◆ Task requirements: Restate all of the data exactly.

[Source data]
* * * * *
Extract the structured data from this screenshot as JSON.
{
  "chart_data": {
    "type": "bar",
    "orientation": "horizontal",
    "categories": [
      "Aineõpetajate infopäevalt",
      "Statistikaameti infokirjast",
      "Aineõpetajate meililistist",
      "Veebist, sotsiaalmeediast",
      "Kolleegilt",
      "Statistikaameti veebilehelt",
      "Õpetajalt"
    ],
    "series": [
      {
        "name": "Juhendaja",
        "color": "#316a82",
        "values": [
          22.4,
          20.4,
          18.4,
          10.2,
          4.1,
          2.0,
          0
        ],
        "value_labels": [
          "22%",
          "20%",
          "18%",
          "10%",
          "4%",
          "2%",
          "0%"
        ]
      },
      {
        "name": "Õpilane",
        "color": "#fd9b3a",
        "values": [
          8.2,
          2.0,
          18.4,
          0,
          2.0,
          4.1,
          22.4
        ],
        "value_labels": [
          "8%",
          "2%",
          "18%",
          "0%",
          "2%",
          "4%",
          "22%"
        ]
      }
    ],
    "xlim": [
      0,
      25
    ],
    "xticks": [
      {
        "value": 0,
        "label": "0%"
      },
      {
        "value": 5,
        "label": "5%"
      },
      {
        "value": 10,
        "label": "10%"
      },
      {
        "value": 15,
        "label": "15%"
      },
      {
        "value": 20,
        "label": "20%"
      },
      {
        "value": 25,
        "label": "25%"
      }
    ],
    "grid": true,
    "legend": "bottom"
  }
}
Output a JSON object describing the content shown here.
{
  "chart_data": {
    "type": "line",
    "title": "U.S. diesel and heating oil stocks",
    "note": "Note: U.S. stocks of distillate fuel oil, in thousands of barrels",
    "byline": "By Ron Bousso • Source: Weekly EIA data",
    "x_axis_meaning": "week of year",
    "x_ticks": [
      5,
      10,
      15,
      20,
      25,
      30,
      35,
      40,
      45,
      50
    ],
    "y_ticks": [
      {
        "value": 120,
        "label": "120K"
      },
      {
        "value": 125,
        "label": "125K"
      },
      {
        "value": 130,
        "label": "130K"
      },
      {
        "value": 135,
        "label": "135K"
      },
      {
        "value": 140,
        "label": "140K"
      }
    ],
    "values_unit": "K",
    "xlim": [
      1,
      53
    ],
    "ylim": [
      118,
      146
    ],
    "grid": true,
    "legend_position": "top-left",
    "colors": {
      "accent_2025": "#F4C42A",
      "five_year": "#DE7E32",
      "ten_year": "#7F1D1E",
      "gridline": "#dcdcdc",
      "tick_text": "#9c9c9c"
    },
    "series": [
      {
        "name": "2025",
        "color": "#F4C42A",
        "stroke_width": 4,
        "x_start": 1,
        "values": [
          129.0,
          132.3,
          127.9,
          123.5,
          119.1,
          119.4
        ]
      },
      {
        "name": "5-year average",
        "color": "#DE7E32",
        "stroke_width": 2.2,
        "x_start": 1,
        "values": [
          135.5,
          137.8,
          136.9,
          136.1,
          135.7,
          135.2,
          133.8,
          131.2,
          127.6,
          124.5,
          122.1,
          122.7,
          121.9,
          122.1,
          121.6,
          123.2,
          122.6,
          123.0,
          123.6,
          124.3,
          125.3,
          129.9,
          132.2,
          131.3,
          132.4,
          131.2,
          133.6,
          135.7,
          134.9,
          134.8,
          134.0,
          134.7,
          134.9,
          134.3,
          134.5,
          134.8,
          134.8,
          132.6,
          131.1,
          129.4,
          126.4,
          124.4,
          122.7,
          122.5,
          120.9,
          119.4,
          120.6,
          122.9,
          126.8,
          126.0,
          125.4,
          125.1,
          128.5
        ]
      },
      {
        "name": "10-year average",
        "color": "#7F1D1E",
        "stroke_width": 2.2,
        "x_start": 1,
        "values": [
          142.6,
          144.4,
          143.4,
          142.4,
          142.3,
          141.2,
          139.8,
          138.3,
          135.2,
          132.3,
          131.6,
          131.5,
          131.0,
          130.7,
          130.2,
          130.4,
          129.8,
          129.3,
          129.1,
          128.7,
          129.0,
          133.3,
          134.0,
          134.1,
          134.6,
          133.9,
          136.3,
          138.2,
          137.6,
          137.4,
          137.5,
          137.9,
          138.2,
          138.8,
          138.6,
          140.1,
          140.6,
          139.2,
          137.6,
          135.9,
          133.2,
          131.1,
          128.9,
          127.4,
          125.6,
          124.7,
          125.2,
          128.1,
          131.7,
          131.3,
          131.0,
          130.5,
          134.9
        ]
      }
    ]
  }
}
* * * * *
◆ Result of the exercise:
Extract the structured data from this screenshot as JSON.
{
  "chart_data": {
    "type": "bar",
    "orientation": "horizontal",
    "categories": [
      "Aineõpetajate infopäevalt",
      "Statistikaameti infokirjast",
      "Aineõpetajate meililistist",
      "Veebist, sotsiaalmeediast",
      "Kolleegilt",
      "Statistikaameti veebilehelt",
      "Õpetajalt"
    ],
    "series": [
      {
        "name": "Juhendaja",
        "color": "#316a82",
        "values": [
          22.4,
          20.4,
          18.4,
          10.2,
          4.1,
          2.0,
          0
        ],
        "value_labels": [
          "22%",
          "20%",
          "18%",
          "10%",
          "4%",
          "2%",
          "0%"
        ]
      },
      {
        "name": "Õpilane",
        "color": "#fd9b3a",
        "values": [
          8.2,
          2.0,
          18.4,
          0,
          2.0,
          4.1,
          22.4
        ],
        "value_labels": [
          "8%",
          "2%",
          "18%",
          "0%",
          "2%",
          "4%",
          "22%"
        ]
      }
    ],
    "xlim": [
      0,
      25
    ],
    "xticks": [
      {
        "value": 0,
        "label": "0%"
      },
      {
        "value": 5,
        "label": "5%"
      },
      {
        "value": 10,
        "label": "10%"
      },
      {
        "value": 15,
        "label": "15%"
      },
      {
        "value": 20,
        "label": "20%"
      },
      {
        "value": 25,
        "label": "25%"
      }
    ],
    "grid": true,
    "legend": "bottom"
  }
}
Output a JSON object describing the content shown here.
{
  "chart_data": {
    "type": "line",
    "title": "U.S. diesel and heating oil stocks",
    "note": "Note: U.S. stocks of distillate fuel oil, in thousands of barrels",
    "byline": "By Ron Bousso • Source: Weekly EIA data",
    "x_axis_meaning": "week of year",
    "x_ticks": [
      5,
      10,
      15,
      20,
      25,
      30,
      35,
      40,
      45,
      50
    ],
    "y_ticks": [
      {
        "value": 120,
        "label": "120K"
      },
      {
        "value": 125,
        "label": "125K"
      },
      {
        "value": 130,
        "label": "130K"
      },
      {
        "value": 135,
        "label": "135K"
      },
      {
        "value": 140,
        "label": "140K"
      }
    ],
    "values_unit": "K",
    "xlim": [
      1,
      53
    ],
    "ylim": [
      118,
      146
    ],
    "grid": true,
    "legend_position": "top-left",
    "colors": {
      "accent_2025": "#F4C42A",
      "five_year": "#DE7E32",
      "ten_year": "#7F1D1E",
      "gridline": "#dcdcdc",
      "tick_text": "#9c9c9c"
    },
    "series": [
      {
        "name": "2025",
        "color": "#F4C42A",
        "stroke_width": 4,
        "x_start": 1,
        "values": [
          129.0,
          132.3,
          127.9,
          123.5,
          119.1,
          119.4
        ]
      },
      {
        "name": "5-year average",
        "color": "#DE7E32",
        "stroke_width": 2.2,
        "x_start": 1,
        "values": [
          135.5,
          137.8,
          136.9,
          136.1,
          135.7,
          135.2,
          133.8,
          131.2,
          127.6,
          124.5,
          122.1,
          122.7,
          121.9,
          122.1,
          121.6,
          123.2,
          122.6,
          123.0,
          123.6,
          124.3,
          125.3,
          129.9,
          132.2,
          131.3,
          132.4,
          131.2,
          133.6,
          135.7,
          134.9,
          134.8,
          134.0,
          134.7,
          134.9,
          134.3,
          134.5,
          134.8,
          134.8,
          132.6,
          131.1,
          129.4,
          126.4,
          124.4,
          122.7,
          122.5,
          120.9,
          119.4,
          120.6,
          122.9,
          126.8,
          126.0,
          125.4,
          125.1,
          128.5
        ]
      },
      {
        "name": "10-year average",
        "color": "#7F1D1E",
        "stroke_width": 2.2,
        "x_start": 1,
        "values": [
          142.6,
          144.4,
          143.4,
          142.4,
          142.3,
          141.2,
          139.8,
          138.3,
          135.2,
          132.3,
          131.6,
          131.5,
          131.0,
          130.7,
          130.2,
          130.4,
          129.8,
          129.3,
          129.1,
          128.7,
          129.0,
          133.3,
          134.0,
          134.1,
          134.6,
          133.9,
          136.3,
          138.2,
          137.6,
          137.4,
          137.5,
          137.9,
          138.2,
          138.8,
          138.6,
          140.1,
          140.6,
          139.2,
          137.6,
          135.9,
          133.2,
          131.1,
          128.9,
          127.4,
          125.6,
          124.7,
          125.2,
          128.1,
          131.7,
          131.3,
          131.0,
          130.5,
          134.9
        ]
      }
    ]
  }
}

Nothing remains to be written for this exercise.